* **Recorded data**
>> begin

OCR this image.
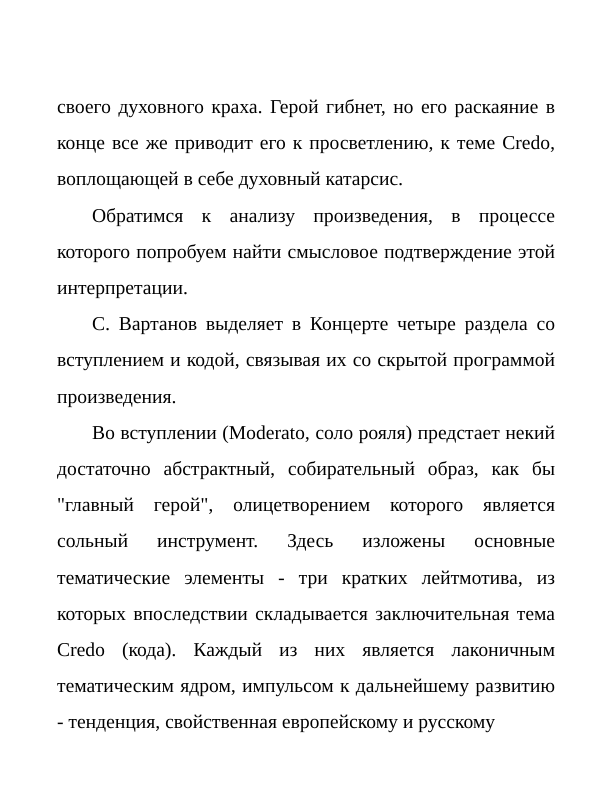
своего духовного краха. Герой гибнет, но его раскаяние в конце все же приводит его к просветлению, к теме Credo, воплощающей в себе духовный катарсис.

Обратимся к анализу произведения, в процессе которого попробуем найти смысловое подтверждение этой интерпретации.

С. Вартанов выделяет в Концерте четыре раздела со вступлением и кодой, связывая их со скрытой программой произведения.

Во вступлении (Moderato, соло рояля) предстает некий достаточно абстрактный, собирательный образ, как бы "главный герой", олицетворением которого является сольный инструмент. Здесь изложены основные тематические элементы - три кратких лейтмотива, из которых впоследствии складывается заключительная тема Credo (кода). Каждый из них является лаконичным тематическим ядром, импульсом к дальнейшему развитию - тенденция, свойственная европейскому и русскому
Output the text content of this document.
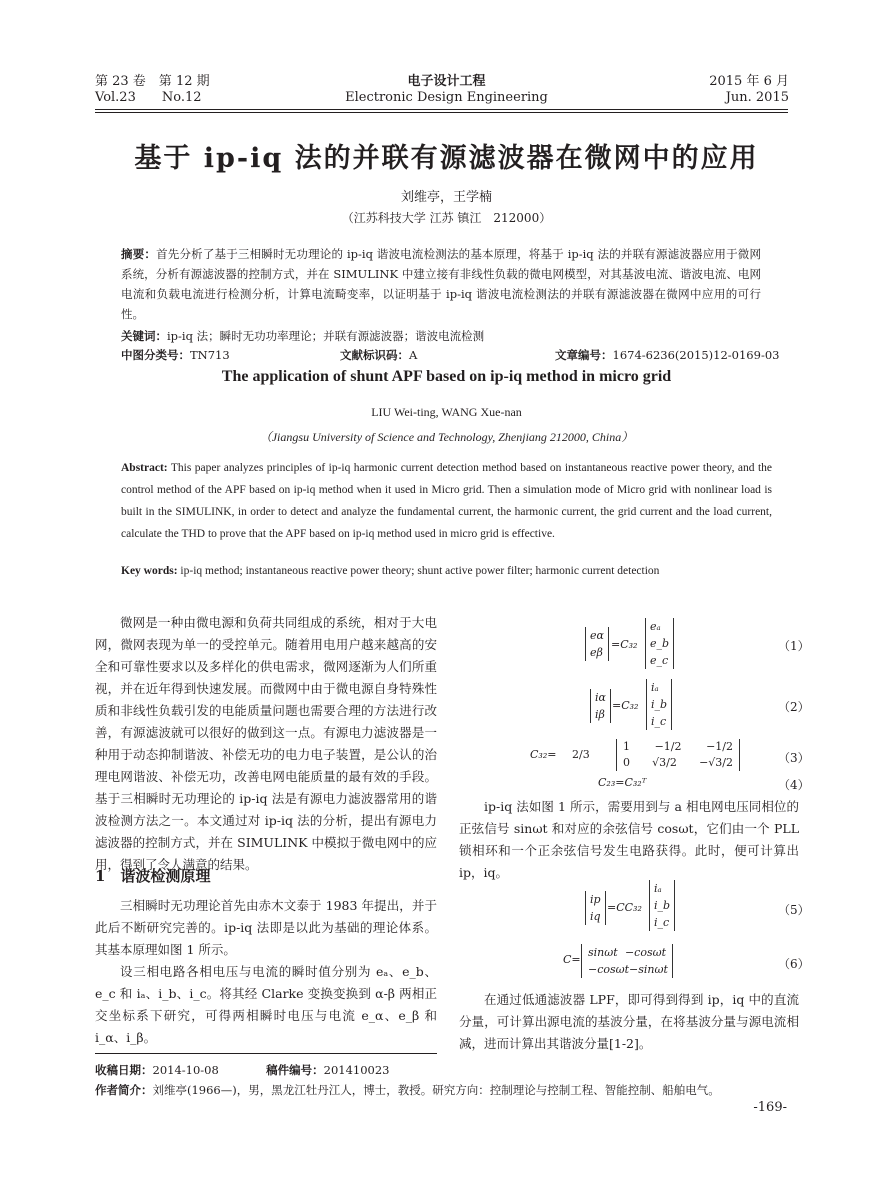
第 23 卷　第 12 期
Vol.23　　No.12
电子设计工程
Electronic Design Engineering
2015 年 6 月
Jun. 2015
基于 ip-iq 法的并联有源滤波器在微网中的应用
刘维亭，王学楠
（江苏科技大学 江苏 镇江　212000）
摘要：首先分析了基于三相瞬时无功理论的 ip-iq 谐波电流检测法的基本原理，将基于 ip-iq 法的并联有源滤波器应用于微网系统，分析有源滤波器的控制方式，并在 SIMULINK 中建立接有非线性负载的微电网模型，对其基波电流、谐波电流、电网电流和负载电流进行检测分析，计算电流畸变率，以证明基于 ip-iq 谐波电流检测法的并联有源滤波器在微网中应用的可行性。
关键词：ip-iq 法；瞬时无功功率理论；并联有源滤波器；谐波电流检测
中图分类号：TN713	文献标识码：A	文章编号：1674-6236(2015)12-0169-03
The application of shunt APF based on ip-iq method in micro grid
LIU Wei-ting, WANG Xue-nan
（Jiangsu University of Science and Technology, Zhenjiang 212000, China）
Abstract: This paper analyzes principles of ip-iq harmonic current detection method based on instantaneous reactive power theory, and the control method of the APF based on ip-iq method when it used in Micro grid. Then a simulation mode of Micro grid with nonlinear load is built in the SIMULINK, in order to detect and analyze the fundamental current, the harmonic current, the grid current and the load current, calculate the THD to prove that the APF based on ip-iq method used in micro grid is effective.
Key words: ip-iq method; instantaneous reactive power theory; shunt active power filter; harmonic current detection

微网是一种由微电源和负荷共同组成的系统，相对于大电网，微网表现为单一的受控单元。随着用电用户越来越高的安全和可靠性要求以及多样化的供电需求，微网逐渐为人们所重视，并在近年得到快速发展。而微网中由于微电源自身特殊性质和非线性负载引发的电能质量问题也需要合理的方法进行改善，有源滤波就可以很好的做到这一点。有源电力滤波器是一种用于动态抑制谐波、补偿无功的电力电子装置，是公认的治理电网谐波、补偿无功，改善电网电能质量的最有效的手段。基于三相瞬时无功理论的 ip-iq 法是有源电力滤波器常用的谐波检测方法之一。本文通过对 ip-iq 法的分析，提出有源电力滤波器的控制方式，并在 SIMULINK 中模拟于微电网中的应用，得到了令人满意的结果。

1　谐波检测原理

三相瞬时无功理论首先由赤木文泰于 1983 年提出，并于此后不断研究完善的。ip-iq 法即是以此为基础的理论体系。其基本原理如图 1 所示。

设三相电路各相电压与电流的瞬时值分别为 eₐ、e_b、e_c 和 iₐ、i_b、i_c。将其经 Clarke 变换变换到 α-β 两相正交坐标系下研究，可得两相瞬时电压与电流 e_α、e_β 和 i_α、i_β。

eα
eβ
=C₃₂
eₐ
e_b
e_c
（1）
iα
iβ
=C₃₂
iₐ
i_b
i_c
（2）
C₃₂= 2/3
1 −1/2 −1/2
0 √3/2 −√3/2	（3）
C₂₃=C₃₂ᵀ	（4）

ip-iq 法如图 1 所示，需要用到与 a 相电网电压同相位的正弦信号 sinωt 和对应的余弦信号 cosωt，它们由一个 PLL 锁相环和一个正余弦信号发生电路获得。此时，便可计算出 ip，iq。

ip
iq
=CC₃₂
iₐ
i_b
i_c
（5）
C=
sinωt −cosωt
−cosωt −sinωt	（6）

在通过低通滤波器 LPF，即可得到得到 ip，iq 中的直流分量，可计算出源电流的基波分量，在将基波分量与源电流相减，进而计算出其谐波分量[1-2]。

收稿日期：2014-10-08	稿件编号：201410023
作者简介：刘维亭(1966—)，男，黑龙江牡丹江人，博士，教授。研究方向：控制理论与控制工程、智能控制、船舶电气。
-169-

>> end

* **Task goal**
Transcribe the records above exactly, omitting every picture they contain.

* **Solved problem**
OCR this image.
своего духовного краха. Герой гибнет, но его раскаяние в конце все же приводит его к просветлению, к теме Credo, воплощающей в себе духовный катарсис.

Обратимся к анализу произведения, в процессе которого попробуем найти смысловое подтверждение этой интерпретации.

С. Вартанов выделяет в Концерте четыре раздела со вступлением и кодой, связывая их со скрытой программой произведения.

Во вступлении (Moderato, соло рояля) предстает некий достаточно абстрактный, собирательный образ, как бы "главный герой", олицетворением которого является сольный инструмент. Здесь изложены основные тематические элементы - три кратких лейтмотива, из которых впоследствии складывается заключительная тема Credo (кода). Каждый из них является лаконичным тематическим ядром, импульсом к дальнейшему развитию - тенденция, свойственная европейскому и русскому
Output the text content of this document.
第 23 卷　第 12 期
Vol.23　　No.12
电子设计工程
Electronic Design Engineering
2015 年 6 月
Jun. 2015
基于 ip-iq 法的并联有源滤波器在微网中的应用
刘维亭，王学楠
（江苏科技大学 江苏 镇江　212000）
摘要：首先分析了基于三相瞬时无功理论的 ip-iq 谐波电流检测法的基本原理，将基于 ip-iq 法的并联有源滤波器应用于微网系统，分析有源滤波器的控制方式，并在 SIMULINK 中建立接有非线性负载的微电网模型，对其基波电流、谐波电流、电网电流和负载电流进行检测分析，计算电流畸变率，以证明基于 ip-iq 谐波电流检测法的并联有源滤波器在微网中应用的可行性。
关键词：ip-iq 法；瞬时无功功率理论；并联有源滤波器；谐波电流检测
中图分类号：TN713	文献标识码：A	文章编号：1674-6236(2015)12-0169-03
The application of shunt APF based on ip-iq method in micro grid
LIU Wei-ting, WANG Xue-nan
（Jiangsu University of Science and Technology, Zhenjiang 212000, China）
Abstract: This paper analyzes principles of ip-iq harmonic current detection method based on instantaneous reactive power theory, and the control method of the APF based on ip-iq method when it used in Micro grid. Then a simulation mode of Micro grid with nonlinear load is built in the SIMULINK, in order to detect and analyze the fundamental current, the harmonic current, the grid current and the load current, calculate the THD to prove that the APF based on ip-iq method used in micro grid is effective.
Key words: ip-iq method; instantaneous reactive power theory; shunt active power filter; harmonic current detection

微网是一种由微电源和负荷共同组成的系统，相对于大电网，微网表现为单一的受控单元。随着用电用户越来越高的安全和可靠性要求以及多样化的供电需求，微网逐渐为人们所重视，并在近年得到快速发展。而微网中由于微电源自身特殊性质和非线性负载引发的电能质量问题也需要合理的方法进行改善，有源滤波就可以很好的做到这一点。有源电力滤波器是一种用于动态抑制谐波、补偿无功的电力电子装置，是公认的治理电网谐波、补偿无功，改善电网电能质量的最有效的手段。基于三相瞬时无功理论的 ip-iq 法是有源电力滤波器常用的谐波检测方法之一。本文通过对 ip-iq 法的分析，提出有源电力滤波器的控制方式，并在 SIMULINK 中模拟于微电网中的应用，得到了令人满意的结果。

1　谐波检测原理

三相瞬时无功理论首先由赤木文泰于 1983 年提出，并于此后不断研究完善的。ip-iq 法即是以此为基础的理论体系。其基本原理如图 1 所示。

设三相电路各相电压与电流的瞬时值分别为 eₐ、e_b、e_c 和 iₐ、i_b、i_c。将其经 Clarke 变换变换到 α-β 两相正交坐标系下研究，可得两相瞬时电压与电流 e_α、e_β 和 i_α、i_β。

eα
eβ
=C₃₂
eₐ
e_b
e_c
（1）
iα
iβ
=C₃₂
iₐ
i_b
i_c
（2）
C₃₂= 2/3
1 −1/2 −1/2
0 √3/2 −√3/2	（3）
C₂₃=C₃₂ᵀ	（4）

ip-iq 法如图 1 所示，需要用到与 a 相电网电压同相位的正弦信号 sinωt 和对应的余弦信号 cosωt，它们由一个 PLL 锁相环和一个正余弦信号发生电路获得。此时，便可计算出 ip，iq。

ip
iq
=CC₃₂
iₐ
i_b
i_c
（5）
C=
sinωt −cosωt
−cosωt −sinωt	（6）

在通过低通滤波器 LPF，即可得到得到 ip，iq 中的直流分量，可计算出源电流的基波分量，在将基波分量与源电流相减，进而计算出其谐波分量[1-2]。

收稿日期：2014-10-08	稿件编号：201410023
作者简介：刘维亭(1966—)，男，黑龙江牡丹江人，博士，教授。研究方向：控制理论与控制工程、智能控制、船舶电气。
-169-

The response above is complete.